→ Dataset rows describing interfaces

= = = = = = =

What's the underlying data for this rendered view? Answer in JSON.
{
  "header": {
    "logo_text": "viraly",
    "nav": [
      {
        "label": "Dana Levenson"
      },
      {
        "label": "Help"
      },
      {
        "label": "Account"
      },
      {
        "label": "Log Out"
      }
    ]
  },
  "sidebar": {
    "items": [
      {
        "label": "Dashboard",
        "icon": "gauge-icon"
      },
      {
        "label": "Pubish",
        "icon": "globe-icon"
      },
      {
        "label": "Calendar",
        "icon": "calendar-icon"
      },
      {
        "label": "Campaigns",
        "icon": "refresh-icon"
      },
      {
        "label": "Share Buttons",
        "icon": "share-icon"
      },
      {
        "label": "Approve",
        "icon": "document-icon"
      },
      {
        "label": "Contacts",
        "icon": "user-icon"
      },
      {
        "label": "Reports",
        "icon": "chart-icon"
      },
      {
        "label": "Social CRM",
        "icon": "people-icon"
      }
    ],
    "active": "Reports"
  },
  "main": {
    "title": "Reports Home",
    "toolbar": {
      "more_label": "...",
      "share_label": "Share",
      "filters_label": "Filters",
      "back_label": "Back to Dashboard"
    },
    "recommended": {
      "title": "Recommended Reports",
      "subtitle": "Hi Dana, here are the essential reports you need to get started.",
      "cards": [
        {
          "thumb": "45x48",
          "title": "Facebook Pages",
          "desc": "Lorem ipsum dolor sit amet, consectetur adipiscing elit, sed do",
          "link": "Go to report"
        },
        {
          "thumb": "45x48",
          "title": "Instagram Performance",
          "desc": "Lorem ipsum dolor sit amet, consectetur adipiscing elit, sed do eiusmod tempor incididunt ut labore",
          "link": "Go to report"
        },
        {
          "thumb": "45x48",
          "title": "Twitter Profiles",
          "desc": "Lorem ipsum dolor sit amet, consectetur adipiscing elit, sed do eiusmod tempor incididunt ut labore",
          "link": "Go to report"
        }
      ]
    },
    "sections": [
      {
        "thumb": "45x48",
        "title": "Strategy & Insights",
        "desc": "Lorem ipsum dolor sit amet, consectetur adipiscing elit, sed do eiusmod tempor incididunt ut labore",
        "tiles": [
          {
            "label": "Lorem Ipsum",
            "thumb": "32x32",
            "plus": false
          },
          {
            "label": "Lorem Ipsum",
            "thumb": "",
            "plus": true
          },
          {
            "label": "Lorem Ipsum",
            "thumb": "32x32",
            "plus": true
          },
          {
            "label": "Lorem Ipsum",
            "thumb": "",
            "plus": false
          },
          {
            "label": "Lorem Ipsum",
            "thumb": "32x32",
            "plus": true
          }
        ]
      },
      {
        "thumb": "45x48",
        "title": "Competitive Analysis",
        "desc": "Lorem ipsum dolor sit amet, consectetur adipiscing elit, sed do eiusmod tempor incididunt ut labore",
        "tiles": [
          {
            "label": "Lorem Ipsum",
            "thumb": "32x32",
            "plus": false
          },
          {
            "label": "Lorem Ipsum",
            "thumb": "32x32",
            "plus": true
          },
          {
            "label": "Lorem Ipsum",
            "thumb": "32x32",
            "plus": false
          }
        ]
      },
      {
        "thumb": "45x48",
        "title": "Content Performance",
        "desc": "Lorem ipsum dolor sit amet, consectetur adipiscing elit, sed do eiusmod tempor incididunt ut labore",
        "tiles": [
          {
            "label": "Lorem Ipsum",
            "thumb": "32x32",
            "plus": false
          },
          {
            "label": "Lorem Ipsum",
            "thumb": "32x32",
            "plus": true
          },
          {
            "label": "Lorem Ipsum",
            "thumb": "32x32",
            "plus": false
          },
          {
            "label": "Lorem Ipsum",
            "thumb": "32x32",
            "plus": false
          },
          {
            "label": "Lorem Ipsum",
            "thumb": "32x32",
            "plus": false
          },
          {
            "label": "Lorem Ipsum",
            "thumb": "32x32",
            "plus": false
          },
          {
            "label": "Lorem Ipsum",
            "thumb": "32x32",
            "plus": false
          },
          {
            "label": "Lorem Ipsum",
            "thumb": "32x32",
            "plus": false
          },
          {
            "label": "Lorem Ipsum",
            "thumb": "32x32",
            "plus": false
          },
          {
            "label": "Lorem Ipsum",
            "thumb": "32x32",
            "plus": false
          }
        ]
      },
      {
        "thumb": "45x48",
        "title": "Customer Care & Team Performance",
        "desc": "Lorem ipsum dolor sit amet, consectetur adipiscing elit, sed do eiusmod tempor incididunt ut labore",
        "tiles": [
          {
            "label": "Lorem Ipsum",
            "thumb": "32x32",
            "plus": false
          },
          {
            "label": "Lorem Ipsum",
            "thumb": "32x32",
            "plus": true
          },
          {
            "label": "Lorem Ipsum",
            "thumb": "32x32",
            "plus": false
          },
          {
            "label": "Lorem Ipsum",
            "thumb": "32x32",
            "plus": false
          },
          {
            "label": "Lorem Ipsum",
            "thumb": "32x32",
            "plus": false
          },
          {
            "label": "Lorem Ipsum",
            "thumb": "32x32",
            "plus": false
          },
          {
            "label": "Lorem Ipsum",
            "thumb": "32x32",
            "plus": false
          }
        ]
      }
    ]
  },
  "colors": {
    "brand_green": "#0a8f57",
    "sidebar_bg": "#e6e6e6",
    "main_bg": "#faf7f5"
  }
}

= = = = = = =

→ TRY IT
Please set down each entry again, word for word.

→ ANSWER SECTION
What's the underlying data for this rendered view? Answer in JSON.
{
  "header": {
    "logo_text": "viraly",
    "nav": [
      {
        "label": "Dana Levenson"
      },
      {
        "label": "Help"
      },
      {
        "label": "Account"
      },
      {
        "label": "Log Out"
      }
    ]
  },
  "sidebar": {
    "items": [
      {
        "label": "Dashboard",
        "icon": "gauge-icon"
      },
      {
        "label": "Pubish",
        "icon": "globe-icon"
      },
      {
        "label": "Calendar",
        "icon": "calendar-icon"
      },
      {
        "label": "Campaigns",
        "icon": "refresh-icon"
      },
      {
        "label": "Share Buttons",
        "icon": "share-icon"
      },
      {
        "label": "Approve",
        "icon": "document-icon"
      },
      {
        "label": "Contacts",
        "icon": "user-icon"
      },
      {
        "label": "Reports",
        "icon": "chart-icon"
      },
      {
        "label": "Social CRM",
        "icon": "people-icon"
      }
    ],
    "active": "Reports"
  },
  "main": {
    "title": "Reports Home",
    "toolbar": {
      "more_label": "...",
      "share_label": "Share",
      "filters_label": "Filters",
      "back_label": "Back to Dashboard"
    },
    "recommended": {
      "title": "Recommended Reports",
      "subtitle": "Hi Dana, here are the essential reports you need to get started.",
      "cards": [
        {
          "thumb": "45x48",
          "title": "Facebook Pages",
          "desc": "Lorem ipsum dolor sit amet, consectetur adipiscing elit, sed do",
          "link": "Go to report"
        },
        {
          "thumb": "45x48",
          "title": "Instagram Performance",
          "desc": "Lorem ipsum dolor sit amet, consectetur adipiscing elit, sed do eiusmod tempor incididunt ut labore",
          "link": "Go to report"
        },
        {
          "thumb": "45x48",
          "title": "Twitter Profiles",
          "desc": "Lorem ipsum dolor sit amet, consectetur adipiscing elit, sed do eiusmod tempor incididunt ut labore",
          "link": "Go to report"
        }
      ]
    },
    "sections": [
      {
        "thumb": "45x48",
        "title": "Strategy & Insights",
        "desc": "Lorem ipsum dolor sit amet, consectetur adipiscing elit, sed do eiusmod tempor incididunt ut labore",
        "tiles": [
          {
            "label": "Lorem Ipsum",
            "thumb": "32x32",
            "plus": false
          },
          {
            "label": "Lorem Ipsum",
            "thumb": "",
            "plus": true
          },
          {
            "label": "Lorem Ipsum",
            "thumb": "32x32",
            "plus": true
          },
          {
            "label": "Lorem Ipsum",
            "thumb": "",
            "plus": false
          },
          {
            "label": "Lorem Ipsum",
            "thumb": "32x32",
            "plus": true
          }
        ]
      },
      {
        "thumb": "45x48",
        "title": "Competitive Analysis",
        "desc": "Lorem ipsum dolor sit amet, consectetur adipiscing elit, sed do eiusmod tempor incididunt ut labore",
        "tiles": [
          {
            "label": "Lorem Ipsum",
            "thumb": "32x32",
            "plus": false
          },
          {
            "label": "Lorem Ipsum",
            "thumb": "32x32",
            "plus": true
          },
          {
            "label": "Lorem Ipsum",
            "thumb": "32x32",
            "plus": false
          }
        ]
      },
      {
        "thumb": "45x48",
        "title": "Content Performance",
        "desc": "Lorem ipsum dolor sit amet, consectetur adipiscing elit, sed do eiusmod tempor incididunt ut labore",
        "tiles": [
          {
            "label": "Lorem Ipsum",
            "thumb": "32x32",
            "plus": false
          },
          {
            "label": "Lorem Ipsum",
            "thumb": "32x32",
            "plus": true
          },
          {
            "label": "Lorem Ipsum",
            "thumb": "32x32",
            "plus": false
          },
          {
            "label": "Lorem Ipsum",
            "thumb": "32x32",
            "plus": false
          },
          {
            "label": "Lorem Ipsum",
            "thumb": "32x32",
            "plus": false
          },
          {
            "label": "Lorem Ipsum",
            "thumb": "32x32",
            "plus": false
          },
          {
            "label": "Lorem Ipsum",
            "thumb": "32x32",
            "plus": false
          },
          {
            "label": "Lorem Ipsum",
            "thumb": "32x32",
            "plus": false
          },
          {
            "label": "Lorem Ipsum",
            "thumb": "32x32",
            "plus": false
          },
          {
            "label": "Lorem Ipsum",
            "thumb": "32x32",
            "plus": false
          }
        ]
      },
      {
        "thumb": "45x48",
        "title": "Customer Care & Team Performance",
        "desc": "Lorem ipsum dolor sit amet, consectetur adipiscing elit, sed do eiusmod tempor incididunt ut labore",
        "tiles": [
          {
            "label": "Lorem Ipsum",
            "thumb": "32x32",
            "plus": false
          },
          {
            "label": "Lorem Ipsum",
            "thumb": "32x32",
            "plus": true
          },
          {
            "label": "Lorem Ipsum",
            "thumb": "32x32",
            "plus": false
          },
          {
            "label": "Lorem Ipsum",
            "thumb": "32x32",
            "plus": false
          },
          {
            "label": "Lorem Ipsum",
            "thumb": "32x32",
            "plus": false
          },
          {
            "label": "Lorem Ipsum",
            "thumb": "32x32",
            "plus": false
          },
          {
            "label": "Lorem Ipsum",
            "thumb": "32x32",
            "plus": false
          }
        ]
      }
    ]
  },
  "colors": {
    "brand_green": "#0a8f57",
    "sidebar_bg": "#e6e6e6",
    "main_bg": "#faf7f5"
  }
}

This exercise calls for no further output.